### What you should do
Everything in the listing except the pictures should be written out exactly.

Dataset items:
○ ○ ○

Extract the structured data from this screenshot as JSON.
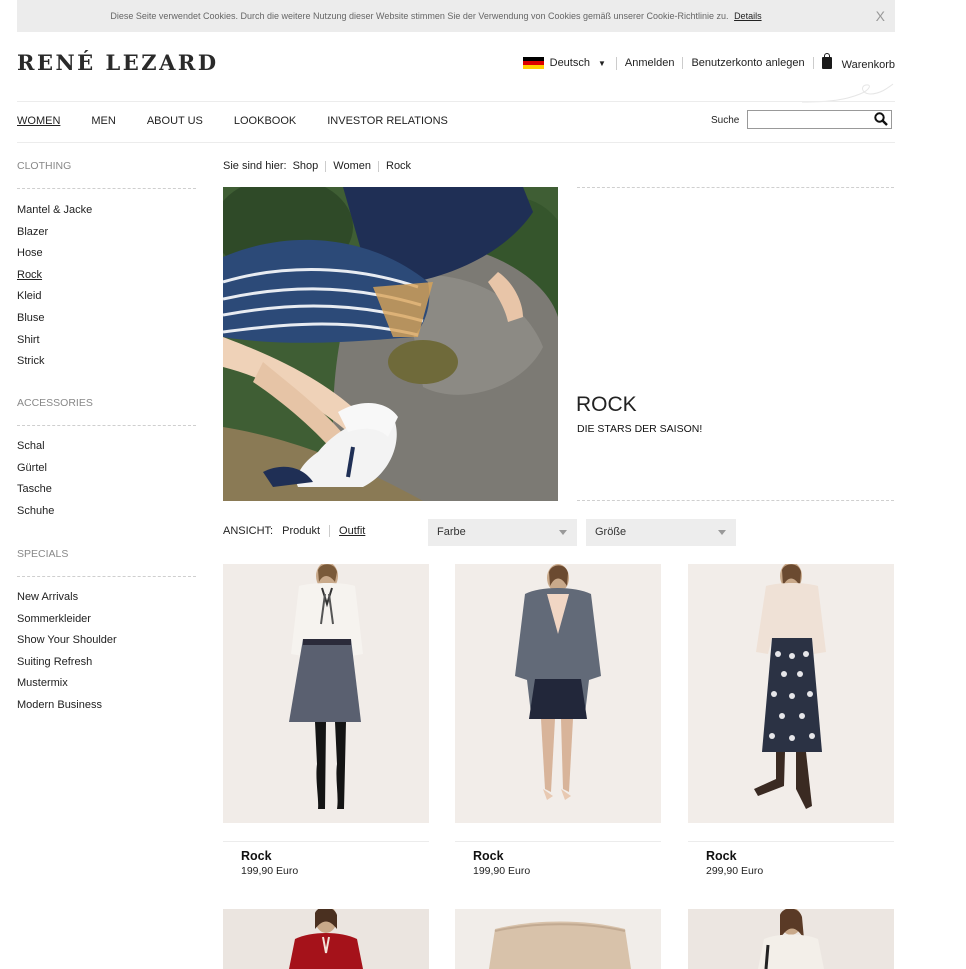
{
  "cookie": {
    "text": "Diese Seite verwendet Cookies. Durch die weitere Nutzung dieser Website stimmen Sie der Verwendung von Cookies gemäß unserer Cookie-Richtlinie zu.",
    "link": "Details",
    "close": "X"
  },
  "brand": {
    "logo": "RENÉ LEZARD"
  },
  "top_nav": {
    "language": "Deutsch",
    "login": "Anmelden",
    "register": "Benutzerkonto anlegen",
    "cart": "Warenkorb"
  },
  "main_nav": {
    "items": [
      "WOMEN",
      "MEN",
      "ABOUT US",
      "LOOKBOOK",
      "INVESTOR RELATIONS"
    ],
    "active": "WOMEN"
  },
  "search": {
    "label": "Suche",
    "value": ""
  },
  "sidebar": {
    "clothing": {
      "title": "CLOTHING",
      "items": [
        "Mantel & Jacke",
        "Blazer",
        "Hose",
        "Rock",
        "Kleid",
        "Bluse",
        "Shirt",
        "Strick"
      ],
      "active": "Rock"
    },
    "accessories": {
      "title": "ACCESSORIES",
      "items": [
        "Schal",
        "Gürtel",
        "Tasche",
        "Schuhe"
      ]
    },
    "specials": {
      "title": "SPECIALS",
      "items": [
        "New Arrivals",
        "Sommerkleider",
        "Show Your Shoulder",
        "Suiting Refresh",
        "Mustermix",
        "Modern Business"
      ]
    }
  },
  "breadcrumb": {
    "label": "Sie sind hier:",
    "items": [
      "Shop",
      "Women",
      "Rock"
    ]
  },
  "hero": {
    "title": "ROCK",
    "subtitle": "DIE STARS DER SAISON!"
  },
  "view": {
    "label": "ANSICHT:",
    "product": "Produkt",
    "outfit": "Outfit",
    "active": "Outfit"
  },
  "filters": {
    "color": "Farbe",
    "size": "Größe"
  },
  "products": [
    {
      "name": "Rock",
      "price": "199,90 Euro"
    },
    {
      "name": "Rock",
      "price": "199,90 Euro"
    },
    {
      "name": "Rock",
      "price": "299,90 Euro"
    }
  ],
  "colors": {
    "accent": "#1a1a1a",
    "muted": "#888888",
    "panel": "#ececec"
  }
}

○ ○ ○

### Answer for the task
Extract the structured data from this screenshot as JSON.
{
  "cookie": {
    "text": "Diese Seite verwendet Cookies. Durch die weitere Nutzung dieser Website stimmen Sie der Verwendung von Cookies gemäß unserer Cookie-Richtlinie zu.",
    "link": "Details",
    "close": "X"
  },
  "brand": {
    "logo": "RENÉ LEZARD"
  },
  "top_nav": {
    "language": "Deutsch",
    "login": "Anmelden",
    "register": "Benutzerkonto anlegen",
    "cart": "Warenkorb"
  },
  "main_nav": {
    "items": [
      "WOMEN",
      "MEN",
      "ABOUT US",
      "LOOKBOOK",
      "INVESTOR RELATIONS"
    ],
    "active": "WOMEN"
  },
  "search": {
    "label": "Suche",
    "value": ""
  },
  "sidebar": {
    "clothing": {
      "title": "CLOTHING",
      "items": [
        "Mantel & Jacke",
        "Blazer",
        "Hose",
        "Rock",
        "Kleid",
        "Bluse",
        "Shirt",
        "Strick"
      ],
      "active": "Rock"
    },
    "accessories": {
      "title": "ACCESSORIES",
      "items": [
        "Schal",
        "Gürtel",
        "Tasche",
        "Schuhe"
      ]
    },
    "specials": {
      "title": "SPECIALS",
      "items": [
        "New Arrivals",
        "Sommerkleider",
        "Show Your Shoulder",
        "Suiting Refresh",
        "Mustermix",
        "Modern Business"
      ]
    }
  },
  "breadcrumb": {
    "label": "Sie sind hier:",
    "items": [
      "Shop",
      "Women",
      "Rock"
    ]
  },
  "hero": {
    "title": "ROCK",
    "subtitle": "DIE STARS DER SAISON!"
  },
  "view": {
    "label": "ANSICHT:",
    "product": "Produkt",
    "outfit": "Outfit",
    "active": "Outfit"
  },
  "filters": {
    "color": "Farbe",
    "size": "Größe"
  },
  "products": [
    {
      "name": "Rock",
      "price": "199,90 Euro"
    },
    {
      "name": "Rock",
      "price": "199,90 Euro"
    },
    {
      "name": "Rock",
      "price": "299,90 Euro"
    }
  ],
  "colors": {
    "accent": "#1a1a1a",
    "muted": "#888888",
    "panel": "#ececec"
  }
}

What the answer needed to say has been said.